EXERCISE AIM:
Reproduce, word for word, the part of the Python typing post below between "You're my type: Python, meet" and "thesis, python2 style.", inclusive.

PROVIDED PASSAGE:
You're my type: Python, meet static typing

(originally published: 2020-09-19)

If you’re writing Python code in a production environment, it’s quite likely that you have been using type hints or static type checking. Why do we need these tools? How can you use them when you’re developing your own project? I hope to answer these questions in this blogpost.

The why

Python was designed as a dynamically typed language - the developer should be able to solve the problems quickly, iterating quickly in the interactive REPL. The type system will work things out transparently for the developer.

def checkConstraintsList2(solution, data):
    """
    This is an actual excerpt from a BEng thesis, python2 style.
    Trying to infer the data types is painful, so is debugging or
    extending this snippet.
    :param solution:
    :param data:
    """
    for slot in range(0, data.periodsPerDay * data.daysNum):
        for lecture in solution[slot]:
            for constraint in data.getConstraintsForCourse(lecture[0]):
                if slot == solution.mapKeys(constraint):
                    print "Violation lecture", lecture, "slot", slot

Ugly Python2-style snippet from an ML project. Non-trivial data-structures make reading this a horrible experience.

This approach works great for tiny, non-critical codebases, with a limited number of developers. Since even Google was at some point in time a tiny, non-critical codebase I’d advise you not to follow this path.

The how

PEP484 added type comments as a standardized way of adding type information to Python code.

def weather(celsius): # type: (Optional[float]) -> Union[str, Dict[str, str]]
    if celsius is None:
        return "I don’t know what to say"
    return (
        "It’s rather warm"
        if celsius > 20 else {"opinion": "Bring back summer :/"}
    )

The separation of the identifier and type hint makes it hard to read.

This used to be the only way to add types to Python codebase until Python 3.6 got released, adding optional type hints to it’s grammar:

from typing import Dict, Optional, Union

def weather(celsius: Optional[float]) -> Union[str, Dict[str, str]]:
    if celsius is None:
        return "I don’t know what to say"
    return (
        "It’s rather warm"
        if celsius > 21 else {"opinion": "Bring back summer :/"}
    )

Much better. Please note - this code example introduced some additional import statements. These are not free, since Python interpreter needs to load code for that import, resulting in some barely noticeable overhead, depending on your codebase.

If you’re looking to speed up your code, Cython uses a slightly altered Python syntax of type annotations for compiling to machine code in for the sake of the speed.

The wow

The type hints might be helpful for the developer, but humans commit errors all the time - you should definitely use a type checker to validate if your assumptions are correct. (And, catch some bugs before they hit you!)

How do you introduce types in your codebase?

Most type checkers follow the approach of gradual introduction of enforcement of type correctness. The type checkers can infer the types of the variables or return types to some degree, but in this approach it’s the developers responsibility to gradually increase the coverage of strict type checking, usually module by module.

DATA PROVIDED:

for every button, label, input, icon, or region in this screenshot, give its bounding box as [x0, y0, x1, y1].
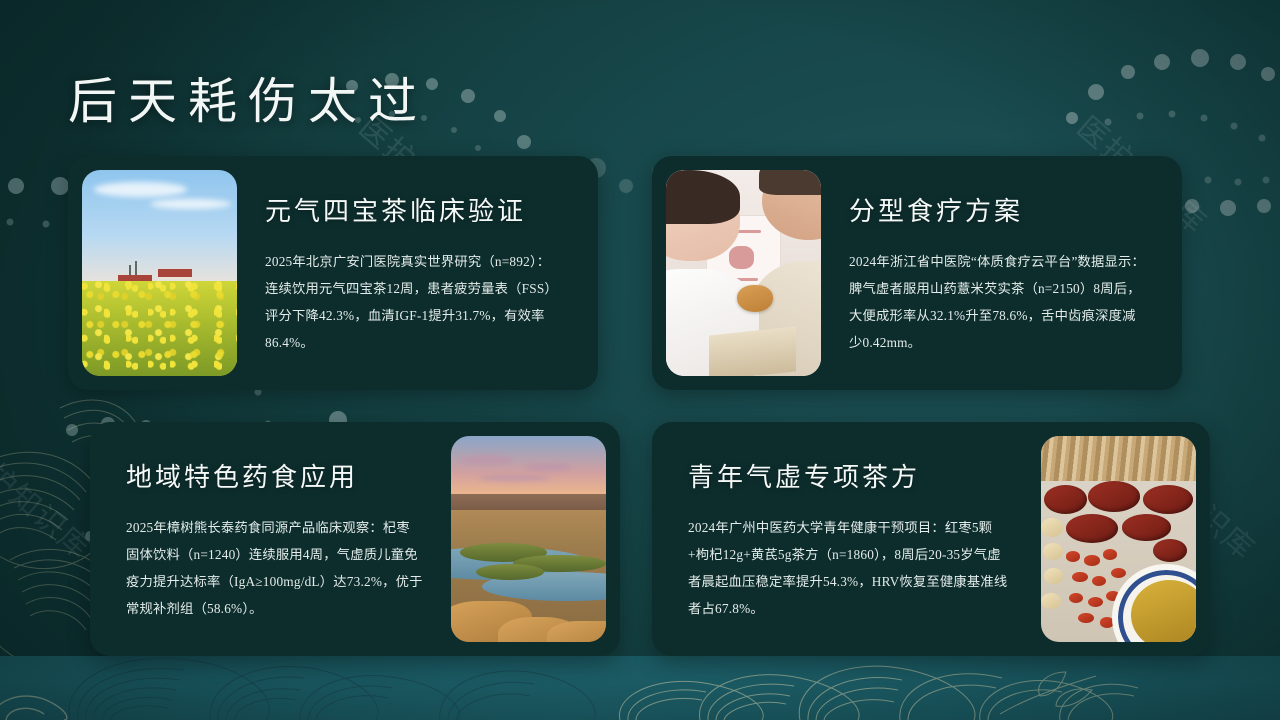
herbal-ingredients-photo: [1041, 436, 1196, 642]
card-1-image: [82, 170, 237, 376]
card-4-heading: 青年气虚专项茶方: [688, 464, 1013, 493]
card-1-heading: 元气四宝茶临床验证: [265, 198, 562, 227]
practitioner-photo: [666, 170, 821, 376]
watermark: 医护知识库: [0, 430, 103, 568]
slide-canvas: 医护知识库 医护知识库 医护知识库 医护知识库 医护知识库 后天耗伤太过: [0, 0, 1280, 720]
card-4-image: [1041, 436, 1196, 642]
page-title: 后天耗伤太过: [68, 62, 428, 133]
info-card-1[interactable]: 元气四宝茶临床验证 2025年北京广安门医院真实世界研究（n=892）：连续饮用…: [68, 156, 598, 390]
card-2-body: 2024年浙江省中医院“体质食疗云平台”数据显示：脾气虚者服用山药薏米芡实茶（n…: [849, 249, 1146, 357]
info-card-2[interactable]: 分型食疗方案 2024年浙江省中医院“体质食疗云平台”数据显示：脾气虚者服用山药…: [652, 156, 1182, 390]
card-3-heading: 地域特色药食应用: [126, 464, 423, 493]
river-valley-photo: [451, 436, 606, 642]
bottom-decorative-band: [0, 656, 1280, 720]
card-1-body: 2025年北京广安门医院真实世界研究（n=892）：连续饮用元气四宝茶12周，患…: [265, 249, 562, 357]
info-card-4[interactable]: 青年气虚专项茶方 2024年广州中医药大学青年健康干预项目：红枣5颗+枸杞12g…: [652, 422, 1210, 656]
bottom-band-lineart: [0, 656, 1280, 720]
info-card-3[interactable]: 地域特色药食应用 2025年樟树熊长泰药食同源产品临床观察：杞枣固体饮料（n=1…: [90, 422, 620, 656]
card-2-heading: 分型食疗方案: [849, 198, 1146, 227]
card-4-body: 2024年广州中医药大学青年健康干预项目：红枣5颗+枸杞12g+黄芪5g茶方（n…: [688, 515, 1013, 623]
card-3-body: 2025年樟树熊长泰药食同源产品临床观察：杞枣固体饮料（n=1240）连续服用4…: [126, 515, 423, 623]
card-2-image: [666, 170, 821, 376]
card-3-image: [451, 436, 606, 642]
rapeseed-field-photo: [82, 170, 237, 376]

* * *

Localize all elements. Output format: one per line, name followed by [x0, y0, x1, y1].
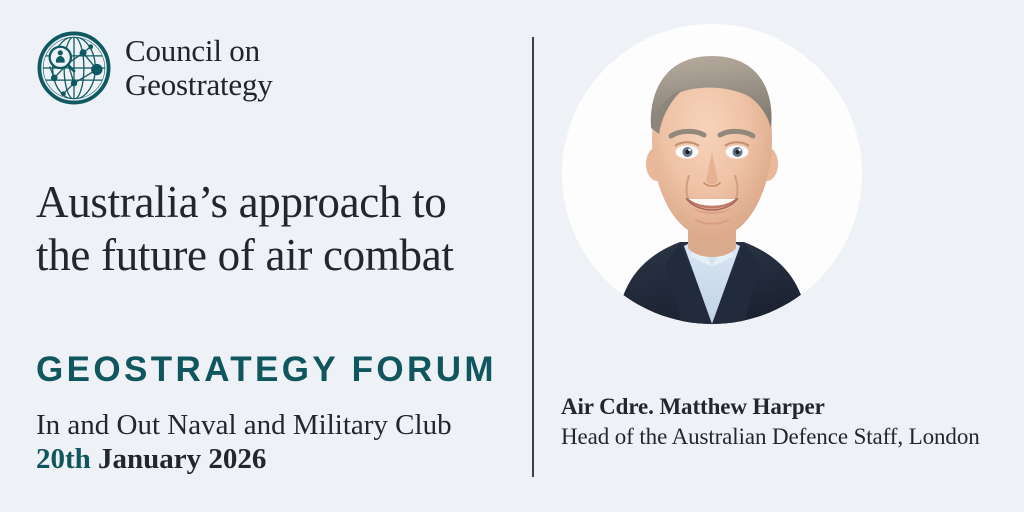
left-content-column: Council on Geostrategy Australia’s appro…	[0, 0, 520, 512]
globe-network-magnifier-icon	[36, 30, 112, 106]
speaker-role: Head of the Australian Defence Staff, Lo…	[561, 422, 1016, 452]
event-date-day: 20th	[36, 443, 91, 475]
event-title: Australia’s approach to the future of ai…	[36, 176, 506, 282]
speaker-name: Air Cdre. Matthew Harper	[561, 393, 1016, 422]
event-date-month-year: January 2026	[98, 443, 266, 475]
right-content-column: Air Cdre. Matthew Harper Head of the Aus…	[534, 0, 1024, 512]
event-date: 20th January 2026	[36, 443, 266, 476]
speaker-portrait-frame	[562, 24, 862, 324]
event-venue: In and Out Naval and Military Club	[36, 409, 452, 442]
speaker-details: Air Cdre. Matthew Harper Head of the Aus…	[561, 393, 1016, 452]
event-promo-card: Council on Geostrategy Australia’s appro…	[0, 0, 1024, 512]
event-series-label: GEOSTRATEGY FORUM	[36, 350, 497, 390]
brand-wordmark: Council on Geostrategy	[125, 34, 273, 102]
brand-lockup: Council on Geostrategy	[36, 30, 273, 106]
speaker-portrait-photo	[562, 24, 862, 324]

TASK OUTPUT:
You're my type: Python, meet static typing

(originally published: 2020-09-19)

If you’re writing Python code in a production environment, it’s quite likely that you have been using type hints or static type checking. Why do we need these tools? How can you use them when you’re developing your own project? I hope to answer these questions in this blogpost.

The why

Python was designed as a dynamically typed language - the developer should be able to solve the problems quickly, iterating quickly in the interactive REPL. The type system will work things out transparently for the developer.

def checkConstraintsList2(solution, data):
    """
    This is an actual excerpt from a BEng thesis, python2 style.